◆ WORK REQUIRED:
State how many lines include "JSON", giving the number by itself.

◆ RECORDS TO PROCESS:

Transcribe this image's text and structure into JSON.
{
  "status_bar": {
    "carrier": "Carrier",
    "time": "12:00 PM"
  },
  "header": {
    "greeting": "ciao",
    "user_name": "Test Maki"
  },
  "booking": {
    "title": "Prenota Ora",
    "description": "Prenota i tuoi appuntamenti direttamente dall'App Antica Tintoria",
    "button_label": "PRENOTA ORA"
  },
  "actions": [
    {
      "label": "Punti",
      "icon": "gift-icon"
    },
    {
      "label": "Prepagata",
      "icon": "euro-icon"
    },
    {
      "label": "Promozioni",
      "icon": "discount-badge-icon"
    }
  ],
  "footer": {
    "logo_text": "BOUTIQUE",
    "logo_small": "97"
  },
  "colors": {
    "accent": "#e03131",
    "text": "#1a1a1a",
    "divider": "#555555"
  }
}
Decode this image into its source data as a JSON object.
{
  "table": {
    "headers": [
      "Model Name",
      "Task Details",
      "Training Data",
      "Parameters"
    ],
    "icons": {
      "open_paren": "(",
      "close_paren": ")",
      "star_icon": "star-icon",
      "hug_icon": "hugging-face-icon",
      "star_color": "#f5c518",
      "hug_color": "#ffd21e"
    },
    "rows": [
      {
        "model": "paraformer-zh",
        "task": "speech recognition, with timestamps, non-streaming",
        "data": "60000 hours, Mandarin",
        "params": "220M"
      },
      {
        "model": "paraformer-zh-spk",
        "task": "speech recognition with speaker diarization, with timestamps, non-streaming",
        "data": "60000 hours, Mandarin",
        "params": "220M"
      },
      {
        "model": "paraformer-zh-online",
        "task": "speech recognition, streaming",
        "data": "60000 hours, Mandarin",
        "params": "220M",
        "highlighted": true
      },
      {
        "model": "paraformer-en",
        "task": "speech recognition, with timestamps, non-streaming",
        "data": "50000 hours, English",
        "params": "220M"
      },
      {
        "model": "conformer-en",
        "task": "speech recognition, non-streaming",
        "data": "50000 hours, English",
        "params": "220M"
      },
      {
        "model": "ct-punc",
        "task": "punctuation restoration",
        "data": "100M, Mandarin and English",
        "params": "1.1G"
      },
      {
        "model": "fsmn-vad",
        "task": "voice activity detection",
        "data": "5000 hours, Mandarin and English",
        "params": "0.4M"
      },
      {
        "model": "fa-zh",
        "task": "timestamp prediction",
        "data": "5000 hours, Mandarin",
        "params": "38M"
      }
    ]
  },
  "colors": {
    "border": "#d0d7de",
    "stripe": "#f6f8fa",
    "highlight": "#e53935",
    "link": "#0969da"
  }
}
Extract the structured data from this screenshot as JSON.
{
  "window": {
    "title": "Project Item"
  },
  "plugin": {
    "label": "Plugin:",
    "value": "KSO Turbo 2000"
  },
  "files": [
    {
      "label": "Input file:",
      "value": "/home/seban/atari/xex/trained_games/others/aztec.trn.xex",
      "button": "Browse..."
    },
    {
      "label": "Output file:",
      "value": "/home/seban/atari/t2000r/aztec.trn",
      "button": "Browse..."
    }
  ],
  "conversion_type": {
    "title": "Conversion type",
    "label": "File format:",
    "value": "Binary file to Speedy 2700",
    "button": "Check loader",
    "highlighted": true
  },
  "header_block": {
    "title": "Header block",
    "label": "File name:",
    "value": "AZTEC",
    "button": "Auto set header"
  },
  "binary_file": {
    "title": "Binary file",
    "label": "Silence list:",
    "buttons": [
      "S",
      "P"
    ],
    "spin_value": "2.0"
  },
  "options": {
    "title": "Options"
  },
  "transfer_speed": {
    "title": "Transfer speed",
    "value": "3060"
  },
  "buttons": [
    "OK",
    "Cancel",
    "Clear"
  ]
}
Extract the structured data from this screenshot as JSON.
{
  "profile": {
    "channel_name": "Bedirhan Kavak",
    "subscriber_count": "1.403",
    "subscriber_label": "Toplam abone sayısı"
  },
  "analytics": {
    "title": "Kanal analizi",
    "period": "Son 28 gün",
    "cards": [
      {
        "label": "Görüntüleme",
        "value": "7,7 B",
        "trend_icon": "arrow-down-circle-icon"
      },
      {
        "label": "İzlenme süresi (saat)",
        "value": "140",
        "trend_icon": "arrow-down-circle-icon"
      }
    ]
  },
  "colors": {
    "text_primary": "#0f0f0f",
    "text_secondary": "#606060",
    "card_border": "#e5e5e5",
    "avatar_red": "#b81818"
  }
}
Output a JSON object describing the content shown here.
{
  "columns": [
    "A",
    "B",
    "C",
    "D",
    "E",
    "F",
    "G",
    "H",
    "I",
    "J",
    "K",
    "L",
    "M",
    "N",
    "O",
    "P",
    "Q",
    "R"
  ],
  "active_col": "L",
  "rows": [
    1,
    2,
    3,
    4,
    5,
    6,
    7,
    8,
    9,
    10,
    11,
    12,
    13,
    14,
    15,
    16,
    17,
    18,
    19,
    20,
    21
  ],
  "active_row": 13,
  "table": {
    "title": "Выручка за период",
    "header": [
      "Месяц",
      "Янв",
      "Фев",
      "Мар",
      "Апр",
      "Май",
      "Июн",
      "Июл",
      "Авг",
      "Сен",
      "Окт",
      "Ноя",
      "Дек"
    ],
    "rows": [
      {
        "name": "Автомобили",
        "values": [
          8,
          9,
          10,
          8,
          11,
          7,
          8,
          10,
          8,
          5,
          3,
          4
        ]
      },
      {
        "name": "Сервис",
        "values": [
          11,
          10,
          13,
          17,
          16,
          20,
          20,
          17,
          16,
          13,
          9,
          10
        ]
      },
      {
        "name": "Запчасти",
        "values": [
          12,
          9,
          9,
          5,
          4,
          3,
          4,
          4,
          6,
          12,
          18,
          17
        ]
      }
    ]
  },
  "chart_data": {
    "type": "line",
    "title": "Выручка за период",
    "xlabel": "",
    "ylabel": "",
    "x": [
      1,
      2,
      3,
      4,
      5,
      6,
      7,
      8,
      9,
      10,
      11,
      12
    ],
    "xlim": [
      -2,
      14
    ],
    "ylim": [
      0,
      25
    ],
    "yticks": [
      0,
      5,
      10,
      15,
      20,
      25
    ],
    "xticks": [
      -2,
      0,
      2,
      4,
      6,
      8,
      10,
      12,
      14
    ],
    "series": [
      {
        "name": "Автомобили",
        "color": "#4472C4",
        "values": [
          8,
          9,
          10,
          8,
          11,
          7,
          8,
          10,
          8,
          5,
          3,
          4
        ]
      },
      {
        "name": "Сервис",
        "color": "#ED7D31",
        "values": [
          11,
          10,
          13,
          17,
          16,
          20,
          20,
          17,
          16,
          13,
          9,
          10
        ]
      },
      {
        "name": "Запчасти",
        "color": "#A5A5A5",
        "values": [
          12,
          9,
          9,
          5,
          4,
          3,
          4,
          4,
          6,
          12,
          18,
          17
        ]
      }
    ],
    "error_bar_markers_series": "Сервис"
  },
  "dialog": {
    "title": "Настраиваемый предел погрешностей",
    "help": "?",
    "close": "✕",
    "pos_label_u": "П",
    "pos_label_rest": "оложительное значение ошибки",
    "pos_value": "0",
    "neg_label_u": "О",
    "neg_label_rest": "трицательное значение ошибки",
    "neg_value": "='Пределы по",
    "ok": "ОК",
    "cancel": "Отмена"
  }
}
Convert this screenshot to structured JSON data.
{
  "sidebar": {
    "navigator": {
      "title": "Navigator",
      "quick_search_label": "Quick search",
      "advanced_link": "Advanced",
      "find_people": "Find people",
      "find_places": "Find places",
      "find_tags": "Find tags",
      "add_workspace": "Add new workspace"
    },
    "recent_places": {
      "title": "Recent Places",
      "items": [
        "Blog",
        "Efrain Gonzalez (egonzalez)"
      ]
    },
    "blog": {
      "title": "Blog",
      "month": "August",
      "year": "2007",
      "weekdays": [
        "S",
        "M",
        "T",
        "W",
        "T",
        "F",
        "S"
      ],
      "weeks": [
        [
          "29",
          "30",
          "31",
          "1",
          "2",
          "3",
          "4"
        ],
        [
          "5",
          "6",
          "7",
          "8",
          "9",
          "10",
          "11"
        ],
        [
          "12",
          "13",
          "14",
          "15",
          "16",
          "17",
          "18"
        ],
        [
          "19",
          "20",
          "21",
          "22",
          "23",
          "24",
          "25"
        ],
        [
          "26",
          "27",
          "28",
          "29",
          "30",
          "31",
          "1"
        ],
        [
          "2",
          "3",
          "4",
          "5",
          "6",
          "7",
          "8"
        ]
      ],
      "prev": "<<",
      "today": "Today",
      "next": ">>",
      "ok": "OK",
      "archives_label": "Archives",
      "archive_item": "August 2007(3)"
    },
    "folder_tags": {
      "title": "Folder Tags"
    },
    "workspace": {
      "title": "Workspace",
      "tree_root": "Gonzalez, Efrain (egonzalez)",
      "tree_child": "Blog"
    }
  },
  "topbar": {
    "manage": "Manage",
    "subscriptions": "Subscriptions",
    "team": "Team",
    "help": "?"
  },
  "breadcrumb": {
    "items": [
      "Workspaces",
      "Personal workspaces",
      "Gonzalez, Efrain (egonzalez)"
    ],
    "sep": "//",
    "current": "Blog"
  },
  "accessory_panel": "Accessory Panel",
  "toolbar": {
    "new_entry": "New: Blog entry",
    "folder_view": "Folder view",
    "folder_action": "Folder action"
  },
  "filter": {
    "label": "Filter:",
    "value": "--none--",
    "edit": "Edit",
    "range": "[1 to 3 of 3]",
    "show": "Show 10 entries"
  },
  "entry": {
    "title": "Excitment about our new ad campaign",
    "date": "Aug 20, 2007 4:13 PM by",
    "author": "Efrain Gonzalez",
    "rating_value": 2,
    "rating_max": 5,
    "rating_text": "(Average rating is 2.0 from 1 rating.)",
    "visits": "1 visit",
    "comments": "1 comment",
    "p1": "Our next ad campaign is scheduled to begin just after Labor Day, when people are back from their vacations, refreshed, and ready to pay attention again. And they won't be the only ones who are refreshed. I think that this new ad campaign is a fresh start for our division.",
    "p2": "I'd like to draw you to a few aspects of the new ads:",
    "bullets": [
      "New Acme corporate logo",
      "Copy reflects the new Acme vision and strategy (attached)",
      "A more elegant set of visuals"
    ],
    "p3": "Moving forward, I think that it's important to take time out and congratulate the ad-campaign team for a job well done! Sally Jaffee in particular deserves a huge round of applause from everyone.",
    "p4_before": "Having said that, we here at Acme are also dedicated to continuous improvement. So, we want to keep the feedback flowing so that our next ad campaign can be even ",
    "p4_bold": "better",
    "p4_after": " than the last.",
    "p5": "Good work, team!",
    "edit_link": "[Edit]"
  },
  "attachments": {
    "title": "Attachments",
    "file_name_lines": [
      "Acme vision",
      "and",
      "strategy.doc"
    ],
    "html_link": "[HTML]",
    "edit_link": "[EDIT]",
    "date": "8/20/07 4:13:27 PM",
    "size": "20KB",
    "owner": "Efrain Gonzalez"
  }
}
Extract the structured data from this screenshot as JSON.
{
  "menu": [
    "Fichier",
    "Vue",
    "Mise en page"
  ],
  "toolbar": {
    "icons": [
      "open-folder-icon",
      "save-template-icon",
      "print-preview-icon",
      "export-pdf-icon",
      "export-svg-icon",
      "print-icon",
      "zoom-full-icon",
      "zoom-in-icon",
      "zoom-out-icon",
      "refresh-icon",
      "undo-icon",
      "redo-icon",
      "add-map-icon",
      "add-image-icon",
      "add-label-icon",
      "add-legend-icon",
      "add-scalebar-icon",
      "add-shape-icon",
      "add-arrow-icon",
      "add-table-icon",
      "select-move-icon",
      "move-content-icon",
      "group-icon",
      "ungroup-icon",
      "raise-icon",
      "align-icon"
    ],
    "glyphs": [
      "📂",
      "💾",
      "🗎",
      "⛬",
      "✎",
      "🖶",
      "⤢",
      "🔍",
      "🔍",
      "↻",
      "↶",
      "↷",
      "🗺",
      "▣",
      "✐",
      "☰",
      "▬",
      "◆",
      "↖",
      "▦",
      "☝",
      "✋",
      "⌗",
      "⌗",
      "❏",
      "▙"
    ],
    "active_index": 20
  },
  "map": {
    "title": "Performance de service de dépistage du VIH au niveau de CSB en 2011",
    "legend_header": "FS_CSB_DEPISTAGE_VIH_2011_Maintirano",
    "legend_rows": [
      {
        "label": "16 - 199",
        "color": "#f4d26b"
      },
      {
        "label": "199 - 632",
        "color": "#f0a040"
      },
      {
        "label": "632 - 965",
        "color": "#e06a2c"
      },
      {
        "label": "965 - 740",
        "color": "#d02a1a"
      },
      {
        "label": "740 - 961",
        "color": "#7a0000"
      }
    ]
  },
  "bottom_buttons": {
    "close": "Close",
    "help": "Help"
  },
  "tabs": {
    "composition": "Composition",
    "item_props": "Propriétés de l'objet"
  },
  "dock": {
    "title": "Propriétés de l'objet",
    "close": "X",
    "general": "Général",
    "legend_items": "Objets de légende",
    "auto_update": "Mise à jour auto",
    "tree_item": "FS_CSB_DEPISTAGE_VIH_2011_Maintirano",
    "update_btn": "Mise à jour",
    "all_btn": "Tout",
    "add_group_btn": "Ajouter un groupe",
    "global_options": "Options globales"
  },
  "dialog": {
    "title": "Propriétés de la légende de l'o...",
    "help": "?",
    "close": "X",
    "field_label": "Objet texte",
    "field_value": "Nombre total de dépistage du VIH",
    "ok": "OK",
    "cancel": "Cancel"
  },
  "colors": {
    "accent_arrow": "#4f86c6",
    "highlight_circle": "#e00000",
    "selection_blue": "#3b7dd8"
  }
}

◆ RESULT OF THE EXERCISE:
7